Collection entries:
--- --- ---
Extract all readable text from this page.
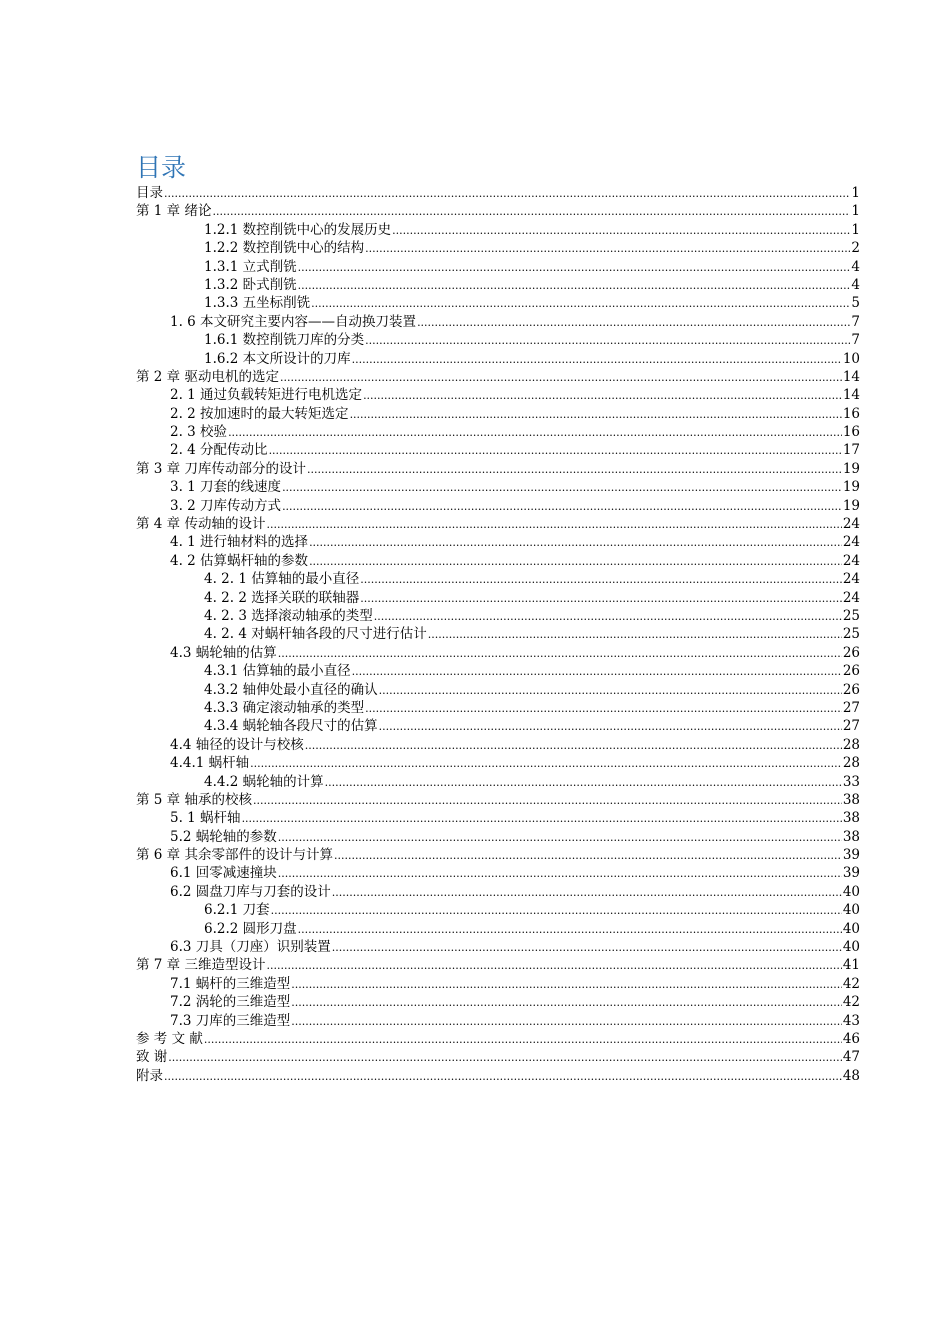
目录
目录 .....	1
第 1 章 绪论 .....	1
1.2.1 数控削铣中心的发展历史 .....	1
1.2.2 数控削铣中心的结构 .....	2
1.3.1 立式削铣 .....	4
1.3.2 卧式削铣 .....	4
1.3.3 五坐标削铣 .....	5
1. 6 本文研究主要内容——自动换刀装置 .....	7
1.6.1 数控削铣刀库的分类 .....	7
1.6.2 本文所设计的刀库 .....	10
第 2 章 驱动电机的选定 .....	14
2. 1 通过负载转矩进行电机选定 .....	14
2. 2 按加速时的最大转矩选定 .....	16
2. 3 校验 .....	16
2. 4 分配传动比 .....	17
第 3 章 刀库传动部分的设计 .....	19
3. 1 刀套的线速度 .....	19
3. 2 刀库传动方式 .....	19
第 4 章 传动轴的设计 .....	24
4. 1 进行轴材料的选择 .....	24
4. 2 估算蜗杆轴的参数 .....	24
4. 2. 1 估算轴的最小直径 .....	24
4. 2. 2 选择关联的联轴器 .....	24
4. 2. 3 选择滚动轴承的类型 .....	25
4. 2. 4 对蜗杆轴各段的尺寸进行估计 .....	25
4.3 蜗轮轴的估算 .....	26
4.3.1 估算轴的最小直径 .....	26
4.3.2 轴伸处最小直径的确认 .....	26
4.3.3 确定滚动轴承的类型 .....	27
4.3.4 蜗轮轴各段尺寸的估算 .....	27
4.4 轴径的设计与校核 .....	28
4.4.1 蜗杆轴 .....	28
4.4.2 蜗轮轴的计算 .....	33
第 5 章 轴承的校核 .....	38
5. 1 蜗杆轴 .....	38
5.2 蜗轮轴的参数 .....	38
第 6 章 其余零部件的设计与计算 .....	39
6.1 回零减速撞块 .....	39
6.2 圆盘刀库与刀套的设计 .....	40
6.2.1 刀套 .....	40
6.2.2 圆形刀盘 .....	40
6.3 刀具（刀座）识别装置 .....	40
第 7 章 三维造型设计 .....	41
7.1 蜗杆的三维造型 .....	42
7.2 涡轮的三维造型 .....	42
7.3 刀库的三维造型 .....	43
参 考 文 献 .....	46
致 谢 .....	47
附录 .....	48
--- --- ---
[TASK DIRECTIONS] Take the records above and transcribe them exactly, dropping every picture.

[ANSWER TO THIS EXERCISE]
Extract all readable text from this page.
目录
目录 .....	1
第 1 章 绪论 .....	1
1.2.1 数控削铣中心的发展历史 .....	1
1.2.2 数控削铣中心的结构 .....	2
1.3.1 立式削铣 .....	4
1.3.2 卧式削铣 .....	4
1.3.3 五坐标削铣 .....	5
1. 6 本文研究主要内容——自动换刀装置 .....	7
1.6.1 数控削铣刀库的分类 .....	7
1.6.2 本文所设计的刀库 .....	10
第 2 章 驱动电机的选定 .....	14
2. 1 通过负载转矩进行电机选定 .....	14
2. 2 按加速时的最大转矩选定 .....	16
2. 3 校验 .....	16
2. 4 分配传动比 .....	17
第 3 章 刀库传动部分的设计 .....	19
3. 1 刀套的线速度 .....	19
3. 2 刀库传动方式 .....	19
第 4 章 传动轴的设计 .....	24
4. 1 进行轴材料的选择 .....	24
4. 2 估算蜗杆轴的参数 .....	24
4. 2. 1 估算轴的最小直径 .....	24
4. 2. 2 选择关联的联轴器 .....	24
4. 2. 3 选择滚动轴承的类型 .....	25
4. 2. 4 对蜗杆轴各段的尺寸进行估计 .....	25
4.3 蜗轮轴的估算 .....	26
4.3.1 估算轴的最小直径 .....	26
4.3.2 轴伸处最小直径的确认 .....	26
4.3.3 确定滚动轴承的类型 .....	27
4.3.4 蜗轮轴各段尺寸的估算 .....	27
4.4 轴径的设计与校核 .....	28
4.4.1 蜗杆轴 .....	28
4.4.2 蜗轮轴的计算 .....	33
第 5 章 轴承的校核 .....	38
5. 1 蜗杆轴 .....	38
5.2 蜗轮轴的参数 .....	38
第 6 章 其余零部件的设计与计算 .....	39
6.1 回零减速撞块 .....	39
6.2 圆盘刀库与刀套的设计 .....	40
6.2.1 刀套 .....	40
6.2.2 圆形刀盘 .....	40
6.3 刀具（刀座）识别装置 .....	40
第 7 章 三维造型设计 .....	41
7.1 蜗杆的三维造型 .....	42
7.2 涡轮的三维造型 .....	42
7.3 刀库的三维造型 .....	43
参 考 文 献 .....	46
致 谢 .....	47
附录 .....	48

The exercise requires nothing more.